= DATASET ENTRIES =
◆ ◆ ◆ ◆ ◆ ◆ ◆

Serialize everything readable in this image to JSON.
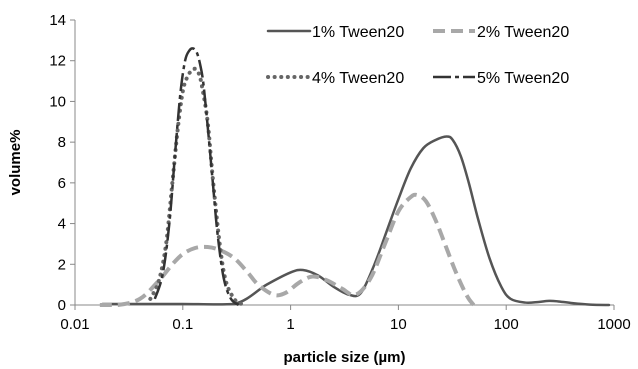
{
  "chart_data": {
    "type": "line",
    "xlabel": "particle size (µm)",
    "ylabel": "volume%",
    "xscale": "log",
    "xlim": [
      0.01,
      1000
    ],
    "ylim": [
      0,
      14
    ],
    "x_ticks": [
      {
        "value": 0.01,
        "label": "0.01"
      },
      {
        "value": 0.1,
        "label": "0.1"
      },
      {
        "value": 1,
        "label": "1"
      },
      {
        "value": 10,
        "label": "10"
      },
      {
        "value": 100,
        "label": "100"
      },
      {
        "value": 1000,
        "label": "1000"
      }
    ],
    "y_ticks": [
      {
        "value": 0,
        "label": "0"
      },
      {
        "value": 2,
        "label": "2"
      },
      {
        "value": 4,
        "label": "4"
      },
      {
        "value": 6,
        "label": "6"
      },
      {
        "value": 8,
        "label": "8"
      },
      {
        "value": 10,
        "label": "10"
      },
      {
        "value": 12,
        "label": "12"
      },
      {
        "value": 14,
        "label": "14"
      }
    ],
    "grid": false,
    "legend_position": "top-right",
    "series": [
      {
        "name": "1% Tween20",
        "style": "solid",
        "color": "#555555",
        "x": [
          0.018,
          0.05,
          0.1,
          0.3,
          0.6,
          1.0,
          1.3,
          1.8,
          2.5,
          3.5,
          4.5,
          6,
          8,
          10,
          13,
          17,
          22,
          28,
          32,
          38,
          45,
          55,
          70,
          90,
          110,
          150,
          200,
          250,
          300,
          400,
          600,
          900
        ],
        "y": [
          0.05,
          0.05,
          0.05,
          0.05,
          1.0,
          1.6,
          1.72,
          1.45,
          0.9,
          0.5,
          0.6,
          2.0,
          3.8,
          5.2,
          6.7,
          7.7,
          8.1,
          8.28,
          8.1,
          7.3,
          6.0,
          4.2,
          2.3,
          0.9,
          0.3,
          0.12,
          0.15,
          0.2,
          0.18,
          0.1,
          0.02,
          0.0
        ]
      },
      {
        "name": "2% Tween20",
        "style": "dashed",
        "color": "#a8a8a8",
        "x": [
          0.017,
          0.025,
          0.04,
          0.06,
          0.08,
          0.1,
          0.13,
          0.17,
          0.22,
          0.3,
          0.4,
          0.5,
          0.7,
          0.9,
          1.2,
          1.6,
          2.2,
          3,
          4,
          5.5,
          7.5,
          10,
          13,
          15,
          18,
          22,
          27,
          33,
          40,
          45,
          50
        ],
        "y": [
          0.0,
          0.0,
          0.3,
          1.2,
          2.0,
          2.5,
          2.8,
          2.85,
          2.7,
          2.3,
          1.6,
          1.0,
          0.5,
          0.6,
          1.1,
          1.4,
          1.2,
          0.8,
          0.5,
          1.3,
          3.0,
          4.6,
          5.3,
          5.4,
          5.1,
          4.2,
          3.0,
          1.8,
          0.8,
          0.3,
          0.0
        ]
      },
      {
        "name": "4% Tween20",
        "style": "dotted",
        "color": "#666666",
        "x": [
          0.05,
          0.06,
          0.07,
          0.08,
          0.09,
          0.1,
          0.11,
          0.12,
          0.13,
          0.14,
          0.15,
          0.17,
          0.19,
          0.22,
          0.25,
          0.3,
          0.35
        ],
        "y": [
          0.3,
          1.2,
          3.0,
          6.0,
          8.7,
          10.5,
          11.2,
          11.5,
          11.6,
          11.4,
          10.8,
          9.0,
          6.2,
          3.0,
          1.2,
          0.3,
          0.05
        ]
      },
      {
        "name": "5% Tween20",
        "style": "longdash",
        "color": "#333333",
        "x": [
          0.055,
          0.065,
          0.075,
          0.085,
          0.095,
          0.105,
          0.115,
          0.125,
          0.135,
          0.145,
          0.155,
          0.17,
          0.19,
          0.21,
          0.24,
          0.28,
          0.33
        ],
        "y": [
          0.3,
          1.5,
          4.0,
          7.5,
          10.4,
          12.0,
          12.5,
          12.6,
          12.4,
          11.8,
          10.9,
          8.8,
          6.0,
          3.5,
          1.3,
          0.3,
          0.0
        ]
      }
    ]
  }
}
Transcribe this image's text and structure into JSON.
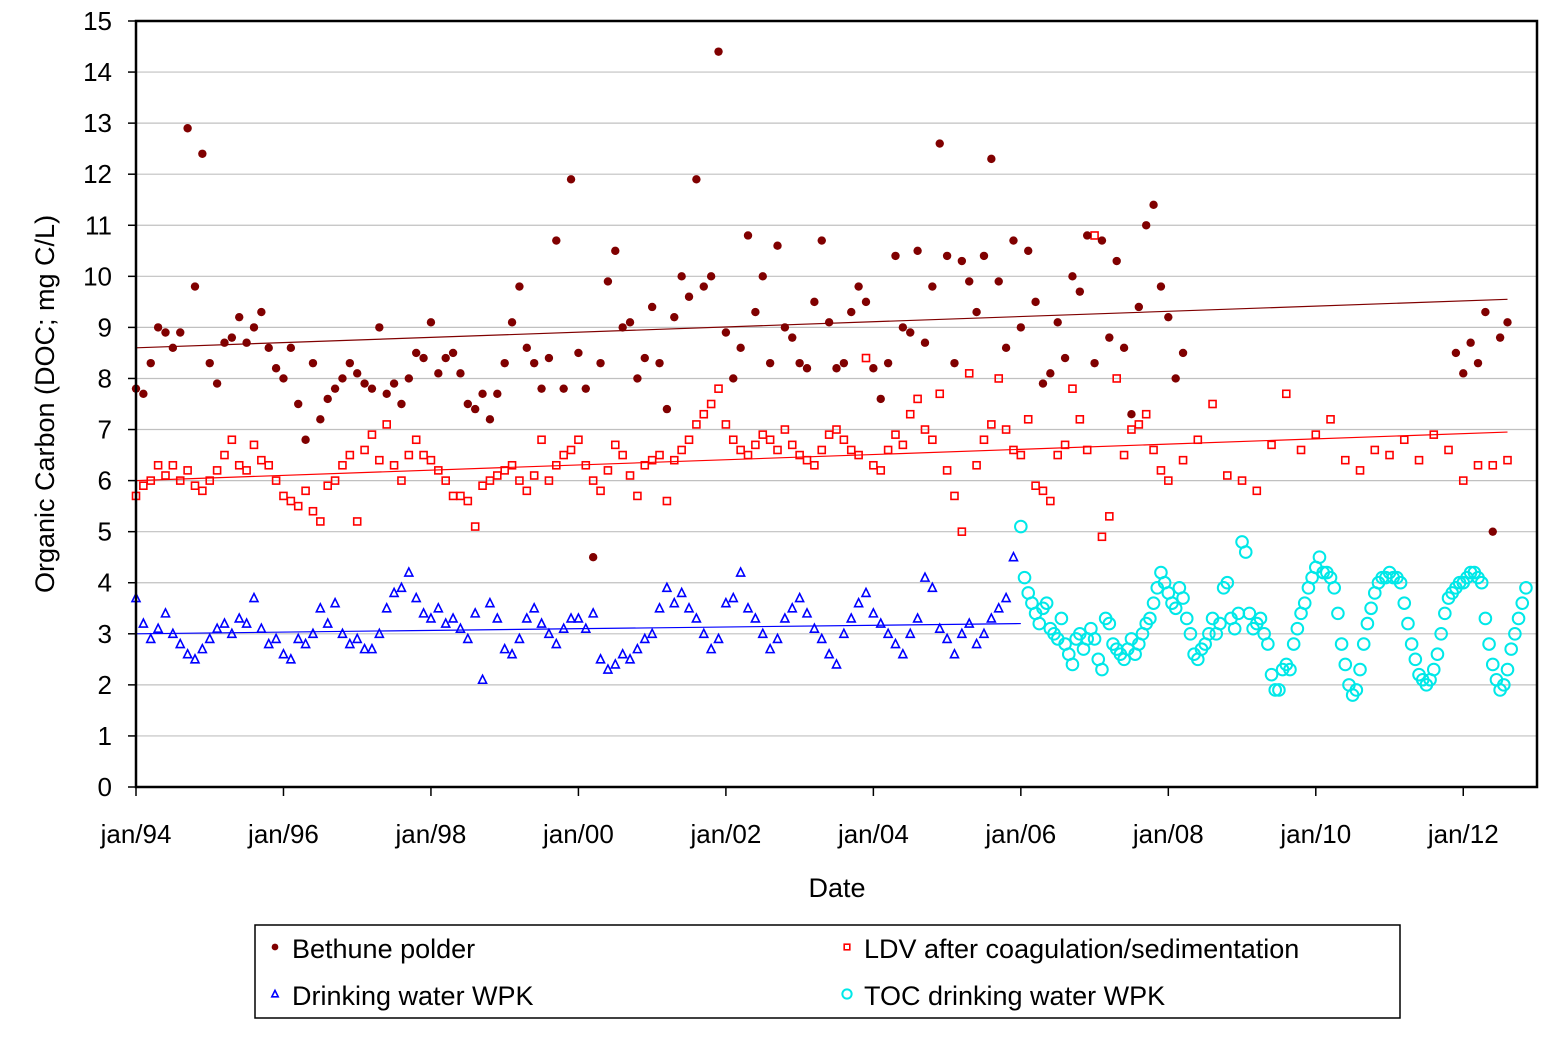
{
  "chart_data": {
    "type": "scatter",
    "title": "",
    "xlabel": "Date",
    "ylabel": "Organic Carbon (DOC; mg C/L)",
    "xlim": [
      1994.0,
      2013.0
    ],
    "ylim": [
      0,
      15
    ],
    "grid": "horizontal",
    "legend_placement": "bottom",
    "y_ticks": [
      0,
      1,
      2,
      3,
      4,
      5,
      6,
      7,
      8,
      9,
      10,
      11,
      12,
      13,
      14,
      15
    ],
    "x_ticks": [
      {
        "value": 1994,
        "label": "jan/94"
      },
      {
        "value": 1996,
        "label": "jan/96"
      },
      {
        "value": 1998,
        "label": "jan/98"
      },
      {
        "value": 2000,
        "label": "jan/00"
      },
      {
        "value": 2002,
        "label": "jan/02"
      },
      {
        "value": 2004,
        "label": "jan/04"
      },
      {
        "value": 2006,
        "label": "jan/06"
      },
      {
        "value": 2008,
        "label": "jan/08"
      },
      {
        "value": 2010,
        "label": "jan/10"
      },
      {
        "value": 2012,
        "label": "jan/12"
      }
    ],
    "series": [
      {
        "name": "Bethune polder",
        "marker": "filled-circle",
        "color": "#800000",
        "trendline": [
          [
            1994.0,
            8.6
          ],
          [
            2012.6,
            9.55
          ]
        ],
        "segments": [
          {
            "x_start": 1994.0,
            "x_step": 0.1,
            "values": [
              7.8,
              7.7,
              8.3,
              9.0,
              8.9,
              8.6,
              8.9,
              12.9,
              9.8,
              12.4,
              8.3,
              7.9,
              8.7,
              8.8,
              9.2,
              8.7,
              9.0,
              9.3,
              8.6,
              8.2,
              8.0,
              8.6,
              7.5,
              6.8,
              8.3,
              7.2,
              7.6,
              7.8,
              8.0,
              8.3,
              8.1,
              7.9,
              7.8,
              9.0,
              7.7,
              7.9,
              7.5,
              8.0,
              8.5,
              8.4,
              9.1,
              8.1,
              8.4,
              8.5,
              8.1,
              7.5,
              7.4,
              7.7,
              7.2,
              7.7,
              8.3,
              9.1,
              9.8,
              8.6,
              8.3,
              7.8,
              8.4,
              10.7,
              7.8,
              11.9,
              8.5,
              7.8,
              4.5,
              8.3,
              9.9,
              10.5,
              9.0,
              9.1,
              8.0,
              8.4,
              9.4,
              8.3,
              7.4,
              9.2,
              10.0,
              9.6,
              11.9,
              9.8,
              10.0,
              14.4,
              8.9,
              8.0,
              8.6,
              10.8,
              9.3,
              10.0,
              8.3,
              10.6,
              9.0,
              8.8,
              8.3,
              8.2,
              9.5,
              10.7,
              9.1,
              8.2,
              8.3,
              9.3,
              9.8,
              9.5,
              8.2,
              7.6,
              8.3,
              10.4,
              9.0,
              8.9,
              10.5,
              8.7,
              9.8,
              12.6,
              10.4,
              8.3,
              10.3,
              9.9,
              9.3,
              10.4,
              12.3,
              9.9,
              8.6,
              10.7,
              9.0,
              10.5,
              9.5,
              7.9,
              8.1,
              9.1,
              8.4,
              10.0,
              9.7,
              10.8,
              8.3,
              10.7,
              8.8,
              10.3,
              8.6,
              7.3,
              9.4,
              11.0,
              11.4,
              9.8,
              9.2,
              8.0,
              8.5
            ]
          },
          {
            "x_start": 2011.9,
            "x_step": 0.1,
            "values": [
              8.5,
              8.1,
              8.7,
              8.3,
              9.3,
              5.0,
              8.8,
              9.1
            ]
          }
        ]
      },
      {
        "name": "LDV after coagulation/sedimentation",
        "marker": "open-square",
        "color": "#ff0000",
        "trendline": [
          [
            1994.0,
            6.0
          ],
          [
            2012.6,
            6.95
          ]
        ],
        "segments": [
          {
            "x_start": 1994.0,
            "x_step": 0.1,
            "values": [
              5.7,
              5.9,
              6.0,
              6.3,
              6.1,
              6.3,
              6.0,
              6.2,
              5.9,
              5.8,
              6.0,
              6.2,
              6.5,
              6.8,
              6.3,
              6.2,
              6.7,
              6.4,
              6.3,
              6.0,
              5.7,
              5.6,
              5.5,
              5.8,
              5.4,
              5.2,
              5.9,
              6.0,
              6.3,
              6.5,
              5.2,
              6.6,
              6.9,
              6.4,
              7.1,
              6.3,
              6.0,
              6.5,
              6.8,
              6.5,
              6.4,
              6.2,
              6.0,
              5.7,
              5.7,
              5.6,
              5.1,
              5.9,
              6.0,
              6.1,
              6.2,
              6.3,
              6.0,
              5.8,
              6.1,
              6.8,
              6.0,
              6.3,
              6.5,
              6.6,
              6.8,
              6.3,
              6.0,
              5.8,
              6.2,
              6.7,
              6.5,
              6.1,
              5.7,
              6.3,
              6.4,
              6.5,
              5.6,
              6.4,
              6.6,
              6.8,
              7.1,
              7.3,
              7.5,
              7.8,
              7.1,
              6.8,
              6.6,
              6.5,
              6.7,
              6.9,
              6.8,
              6.6,
              7.0,
              6.7,
              6.5,
              6.4,
              6.3,
              6.6,
              6.9,
              7.0,
              6.8,
              6.6,
              6.5,
              8.4,
              6.3,
              6.2,
              6.6,
              6.9,
              6.7,
              7.3,
              7.6,
              7.0,
              6.8,
              7.7,
              6.2,
              5.7,
              5.0,
              8.1,
              6.3,
              6.8,
              7.1,
              8.0,
              7.0,
              6.6,
              6.5,
              7.2,
              5.9,
              5.8,
              5.6,
              6.5,
              6.7,
              7.8,
              7.2,
              6.6,
              10.8,
              4.9,
              5.3,
              8.0,
              6.5,
              7.0,
              7.1,
              7.3,
              6.6,
              6.2
            ]
          },
          {
            "x_start": 2008.0,
            "x_step": 0.2,
            "values": [
              6.0,
              6.4,
              6.8,
              7.5,
              6.1,
              6.0,
              5.8,
              6.7,
              7.7,
              6.6,
              6.9,
              7.2,
              6.4,
              6.2,
              6.6,
              6.5,
              6.8,
              6.4,
              6.9,
              6.6,
              6.0,
              6.3,
              6.3,
              6.4
            ]
          }
        ]
      },
      {
        "name": "Drinking water WPK",
        "marker": "open-triangle",
        "color": "#0000ff",
        "trendline": [
          [
            1994.0,
            3.0
          ],
          [
            2006.0,
            3.2
          ]
        ],
        "segments": [
          {
            "x_start": 1994.0,
            "x_step": 0.1,
            "values": [
              3.7,
              3.2,
              2.9,
              3.1,
              3.4,
              3.0,
              2.8,
              2.6,
              2.5,
              2.7,
              2.9,
              3.1,
              3.2,
              3.0,
              3.3,
              3.2,
              3.7,
              3.1,
              2.8,
              2.9,
              2.6,
              2.5,
              2.9,
              2.8,
              3.0,
              3.5,
              3.2,
              3.6,
              3.0,
              2.8,
              2.9,
              2.7,
              2.7,
              3.0,
              3.5,
              3.8,
              3.9,
              4.2,
              3.7,
              3.4,
              3.3,
              3.5,
              3.2,
              3.3,
              3.1,
              2.9,
              3.4,
              2.1,
              3.6,
              3.3,
              2.7,
              2.6,
              2.9,
              3.3,
              3.5,
              3.2,
              3.0,
              2.8,
              3.1,
              3.3,
              3.3,
              3.1,
              3.4,
              2.5,
              2.3,
              2.4,
              2.6,
              2.5,
              2.7,
              2.9,
              3.0,
              3.5,
              3.9,
              3.6,
              3.8,
              3.5,
              3.3,
              3.0,
              2.7,
              2.9,
              3.6,
              3.7,
              4.2,
              3.5,
              3.3,
              3.0,
              2.7,
              2.9,
              3.3,
              3.5,
              3.7,
              3.4,
              3.1,
              2.9,
              2.6,
              2.4,
              3.0,
              3.3,
              3.6,
              3.8,
              3.4,
              3.2,
              3.0,
              2.8,
              2.6,
              3.0,
              3.3,
              4.1,
              3.9,
              3.1,
              2.9,
              2.6,
              3.0,
              3.2,
              2.8,
              3.0,
              3.3,
              3.5,
              3.7,
              4.5
            ]
          }
        ]
      },
      {
        "name": "TOC drinking water WPK",
        "marker": "open-circle",
        "color": "#00e8e8",
        "segments": [
          {
            "x_start": 2006.0,
            "x_step": 0.05,
            "values": [
              5.1,
              4.1,
              3.8,
              3.6,
              3.4,
              3.2,
              3.5,
              3.6,
              3.1,
              3.0,
              2.9,
              3.3,
              2.8,
              2.6,
              2.4,
              2.9,
              3.0,
              2.7,
              2.9,
              3.1,
              2.9,
              2.5,
              2.3,
              3.3,
              3.2,
              2.8,
              2.7,
              2.6,
              2.5,
              2.7,
              2.9,
              2.6,
              2.8,
              3.0,
              3.2,
              3.3,
              3.6,
              3.9,
              4.2,
              4.0,
              3.8,
              3.6,
              3.5,
              3.9,
              3.7,
              3.3,
              3.0,
              2.6,
              2.5,
              2.7,
              2.8,
              3.0,
              3.3,
              3.0,
              3.2,
              3.9,
              4.0,
              3.3,
              3.1,
              3.4,
              4.8,
              4.6,
              3.4,
              3.1,
              3.2,
              3.3,
              3.0,
              2.8,
              2.2,
              1.9,
              1.9,
              2.3,
              2.4,
              2.3,
              2.8,
              3.1,
              3.4,
              3.6,
              3.9,
              4.1,
              4.3,
              4.5,
              4.2,
              4.2,
              4.1,
              3.9,
              3.4,
              2.8,
              2.4,
              2.0,
              1.8,
              1.9,
              2.3,
              2.8,
              3.2,
              3.5,
              3.8,
              4.0,
              4.1,
              4.1,
              4.2,
              4.1,
              4.1,
              4.0,
              3.6,
              3.2,
              2.8,
              2.5,
              2.2,
              2.1,
              2.0,
              2.1,
              2.3,
              2.6,
              3.0,
              3.4,
              3.7,
              3.8,
              3.9,
              4.0,
              4.0,
              4.1,
              4.2,
              4.2,
              4.1,
              4.0,
              3.3,
              2.8,
              2.4,
              2.1,
              1.9,
              2.0,
              2.3,
              2.7,
              3.0,
              3.3,
              3.6,
              3.9
            ]
          }
        ]
      }
    ]
  }
}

◆ ◆ ◆ ◆ ◆ ◆ ◆

= WHAT THIS TASK INVOLVES =
Find the lines above that contain the word "color" and collect them.

= WRITTEN SOLUTION =
        "color": "#555555",
        "color": "#a8a8a8",
        "color": "#666666",
        "color": "#333333",
        "color": "#800000",
        "color": "#ff0000",
        "color": "#0000ff",
        "color": "#00e8e8",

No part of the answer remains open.